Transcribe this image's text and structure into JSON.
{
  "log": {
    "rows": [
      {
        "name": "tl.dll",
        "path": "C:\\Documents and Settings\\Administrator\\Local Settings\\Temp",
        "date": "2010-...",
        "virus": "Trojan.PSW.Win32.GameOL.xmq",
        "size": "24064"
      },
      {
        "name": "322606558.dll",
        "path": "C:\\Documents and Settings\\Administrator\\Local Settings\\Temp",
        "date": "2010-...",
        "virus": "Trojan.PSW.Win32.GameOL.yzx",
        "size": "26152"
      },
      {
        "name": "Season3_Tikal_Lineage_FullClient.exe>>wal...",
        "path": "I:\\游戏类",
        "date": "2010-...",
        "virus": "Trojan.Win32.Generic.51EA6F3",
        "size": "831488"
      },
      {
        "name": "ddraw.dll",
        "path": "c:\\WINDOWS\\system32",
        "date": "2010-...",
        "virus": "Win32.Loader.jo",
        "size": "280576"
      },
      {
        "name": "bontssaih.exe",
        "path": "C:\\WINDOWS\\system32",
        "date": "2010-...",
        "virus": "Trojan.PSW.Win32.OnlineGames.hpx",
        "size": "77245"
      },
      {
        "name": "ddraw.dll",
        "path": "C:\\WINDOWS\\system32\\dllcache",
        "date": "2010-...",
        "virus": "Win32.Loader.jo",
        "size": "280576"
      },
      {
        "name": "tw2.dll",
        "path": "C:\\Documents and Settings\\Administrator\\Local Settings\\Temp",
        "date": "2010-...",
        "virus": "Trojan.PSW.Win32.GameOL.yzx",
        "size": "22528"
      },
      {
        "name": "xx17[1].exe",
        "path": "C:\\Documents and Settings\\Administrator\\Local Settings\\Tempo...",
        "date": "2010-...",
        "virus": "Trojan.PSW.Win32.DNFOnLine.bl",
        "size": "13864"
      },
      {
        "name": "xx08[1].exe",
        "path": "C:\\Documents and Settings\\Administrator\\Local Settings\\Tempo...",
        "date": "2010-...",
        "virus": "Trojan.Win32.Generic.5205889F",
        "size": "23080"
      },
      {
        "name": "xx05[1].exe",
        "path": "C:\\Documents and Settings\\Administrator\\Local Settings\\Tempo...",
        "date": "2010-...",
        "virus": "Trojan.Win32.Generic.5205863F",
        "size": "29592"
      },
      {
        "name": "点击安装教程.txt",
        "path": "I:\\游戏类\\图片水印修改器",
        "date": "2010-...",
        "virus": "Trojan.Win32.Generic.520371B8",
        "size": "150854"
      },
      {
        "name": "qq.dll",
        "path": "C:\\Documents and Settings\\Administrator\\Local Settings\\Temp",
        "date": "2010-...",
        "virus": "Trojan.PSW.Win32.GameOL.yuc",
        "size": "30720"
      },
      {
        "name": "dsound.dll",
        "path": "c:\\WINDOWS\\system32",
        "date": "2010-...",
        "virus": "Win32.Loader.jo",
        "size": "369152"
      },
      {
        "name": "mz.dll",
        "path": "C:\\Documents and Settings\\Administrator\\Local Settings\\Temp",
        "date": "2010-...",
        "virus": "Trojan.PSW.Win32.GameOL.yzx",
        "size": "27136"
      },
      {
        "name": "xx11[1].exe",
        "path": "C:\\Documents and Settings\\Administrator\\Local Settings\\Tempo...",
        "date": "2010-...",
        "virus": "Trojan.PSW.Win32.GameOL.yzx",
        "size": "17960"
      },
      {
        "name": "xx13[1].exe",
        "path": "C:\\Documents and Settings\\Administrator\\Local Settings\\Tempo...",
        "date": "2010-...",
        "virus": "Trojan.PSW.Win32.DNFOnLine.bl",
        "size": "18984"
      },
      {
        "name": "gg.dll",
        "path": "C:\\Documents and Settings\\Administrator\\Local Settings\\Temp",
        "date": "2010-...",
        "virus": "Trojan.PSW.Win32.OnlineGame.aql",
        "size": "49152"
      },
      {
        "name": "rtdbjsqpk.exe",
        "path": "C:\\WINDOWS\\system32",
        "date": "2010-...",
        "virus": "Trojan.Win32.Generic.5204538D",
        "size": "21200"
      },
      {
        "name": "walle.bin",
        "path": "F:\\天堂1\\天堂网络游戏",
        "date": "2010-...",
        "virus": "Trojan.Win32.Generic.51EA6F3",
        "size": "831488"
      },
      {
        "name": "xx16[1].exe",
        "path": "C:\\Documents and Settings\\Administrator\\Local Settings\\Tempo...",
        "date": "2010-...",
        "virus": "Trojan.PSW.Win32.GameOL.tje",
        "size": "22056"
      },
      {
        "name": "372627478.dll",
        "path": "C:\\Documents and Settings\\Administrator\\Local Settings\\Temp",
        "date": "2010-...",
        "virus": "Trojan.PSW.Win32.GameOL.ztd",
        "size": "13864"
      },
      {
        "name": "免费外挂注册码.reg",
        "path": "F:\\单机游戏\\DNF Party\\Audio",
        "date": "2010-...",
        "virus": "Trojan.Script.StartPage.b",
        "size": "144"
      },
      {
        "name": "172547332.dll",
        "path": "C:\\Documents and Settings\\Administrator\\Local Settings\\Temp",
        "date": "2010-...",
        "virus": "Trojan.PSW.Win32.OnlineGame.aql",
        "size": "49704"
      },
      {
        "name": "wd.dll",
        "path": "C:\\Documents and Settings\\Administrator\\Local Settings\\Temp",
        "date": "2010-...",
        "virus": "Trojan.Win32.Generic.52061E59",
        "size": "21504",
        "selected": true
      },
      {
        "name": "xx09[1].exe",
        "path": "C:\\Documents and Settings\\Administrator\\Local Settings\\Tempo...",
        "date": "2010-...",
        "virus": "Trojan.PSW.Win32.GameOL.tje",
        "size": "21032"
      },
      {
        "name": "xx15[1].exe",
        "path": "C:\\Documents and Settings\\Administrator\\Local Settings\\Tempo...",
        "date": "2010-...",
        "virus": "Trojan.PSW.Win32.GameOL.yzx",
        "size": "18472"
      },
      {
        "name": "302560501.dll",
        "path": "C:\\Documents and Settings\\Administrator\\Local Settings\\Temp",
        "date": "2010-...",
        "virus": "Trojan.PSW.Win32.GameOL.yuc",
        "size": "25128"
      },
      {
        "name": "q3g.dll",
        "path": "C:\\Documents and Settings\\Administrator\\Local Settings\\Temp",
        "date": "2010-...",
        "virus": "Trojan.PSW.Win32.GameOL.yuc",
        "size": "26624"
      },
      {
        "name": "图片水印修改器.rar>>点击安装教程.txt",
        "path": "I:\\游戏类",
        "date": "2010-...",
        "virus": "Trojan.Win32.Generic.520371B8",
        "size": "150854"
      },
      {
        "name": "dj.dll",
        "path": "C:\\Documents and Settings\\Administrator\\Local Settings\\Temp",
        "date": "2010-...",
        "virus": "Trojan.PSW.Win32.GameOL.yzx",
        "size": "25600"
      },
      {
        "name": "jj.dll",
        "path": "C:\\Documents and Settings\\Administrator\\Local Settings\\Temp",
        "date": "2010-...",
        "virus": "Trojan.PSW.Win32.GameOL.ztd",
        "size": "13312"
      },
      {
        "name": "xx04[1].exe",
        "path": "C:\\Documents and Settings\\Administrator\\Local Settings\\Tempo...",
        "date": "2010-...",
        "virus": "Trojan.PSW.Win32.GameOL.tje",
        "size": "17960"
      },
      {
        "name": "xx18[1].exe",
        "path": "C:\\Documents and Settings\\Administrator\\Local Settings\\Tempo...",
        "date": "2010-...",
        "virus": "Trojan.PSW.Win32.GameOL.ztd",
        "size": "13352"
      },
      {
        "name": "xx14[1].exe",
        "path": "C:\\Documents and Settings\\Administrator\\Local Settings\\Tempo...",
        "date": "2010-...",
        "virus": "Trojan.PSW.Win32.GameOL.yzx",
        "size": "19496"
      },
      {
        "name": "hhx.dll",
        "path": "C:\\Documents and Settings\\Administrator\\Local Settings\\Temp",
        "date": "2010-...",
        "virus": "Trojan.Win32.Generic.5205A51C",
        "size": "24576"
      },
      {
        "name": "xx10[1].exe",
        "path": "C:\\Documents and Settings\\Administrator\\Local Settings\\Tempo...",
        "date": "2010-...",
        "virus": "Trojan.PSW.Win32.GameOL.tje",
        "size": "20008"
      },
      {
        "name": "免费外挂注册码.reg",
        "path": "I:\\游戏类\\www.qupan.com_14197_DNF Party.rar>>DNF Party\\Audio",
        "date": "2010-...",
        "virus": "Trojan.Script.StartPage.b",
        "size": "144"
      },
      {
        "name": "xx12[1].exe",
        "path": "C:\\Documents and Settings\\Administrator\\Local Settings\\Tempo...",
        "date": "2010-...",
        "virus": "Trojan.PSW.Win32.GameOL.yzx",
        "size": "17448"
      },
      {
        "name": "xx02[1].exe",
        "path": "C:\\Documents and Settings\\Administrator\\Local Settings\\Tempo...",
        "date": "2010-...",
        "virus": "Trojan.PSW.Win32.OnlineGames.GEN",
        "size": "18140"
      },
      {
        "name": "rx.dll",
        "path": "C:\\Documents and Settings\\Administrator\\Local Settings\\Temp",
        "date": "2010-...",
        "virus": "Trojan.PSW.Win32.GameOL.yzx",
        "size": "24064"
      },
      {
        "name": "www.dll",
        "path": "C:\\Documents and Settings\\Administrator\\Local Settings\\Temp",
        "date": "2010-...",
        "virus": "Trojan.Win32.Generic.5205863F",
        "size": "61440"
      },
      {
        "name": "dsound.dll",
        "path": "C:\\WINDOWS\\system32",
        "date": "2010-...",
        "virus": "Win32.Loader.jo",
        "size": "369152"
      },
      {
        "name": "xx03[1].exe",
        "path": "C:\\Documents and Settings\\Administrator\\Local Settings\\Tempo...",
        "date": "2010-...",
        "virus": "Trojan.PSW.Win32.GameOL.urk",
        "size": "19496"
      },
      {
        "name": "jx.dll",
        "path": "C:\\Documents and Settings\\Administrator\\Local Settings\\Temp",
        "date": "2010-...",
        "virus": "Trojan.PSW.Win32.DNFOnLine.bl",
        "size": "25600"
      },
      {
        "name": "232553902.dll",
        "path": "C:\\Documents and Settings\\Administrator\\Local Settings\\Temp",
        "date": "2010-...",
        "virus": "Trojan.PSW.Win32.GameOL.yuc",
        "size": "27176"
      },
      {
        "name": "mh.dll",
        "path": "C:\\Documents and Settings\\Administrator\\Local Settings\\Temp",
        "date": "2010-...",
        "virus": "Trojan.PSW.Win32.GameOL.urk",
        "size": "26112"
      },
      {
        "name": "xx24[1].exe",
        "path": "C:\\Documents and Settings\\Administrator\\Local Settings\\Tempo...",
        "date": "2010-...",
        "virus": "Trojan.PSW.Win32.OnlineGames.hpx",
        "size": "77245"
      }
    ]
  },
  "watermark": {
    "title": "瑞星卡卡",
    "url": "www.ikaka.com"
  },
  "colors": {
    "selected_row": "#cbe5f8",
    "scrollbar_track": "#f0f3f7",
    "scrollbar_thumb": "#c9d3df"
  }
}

## THE PROBLEM
Scan the material above for "图片水印修改器". Copy every line where it appears.

## ANSWER SPACE
        "path": "I:\\游戏类\\图片水印修改器",
        "name": "图片水印修改器.rar>>点击安装教程.txt",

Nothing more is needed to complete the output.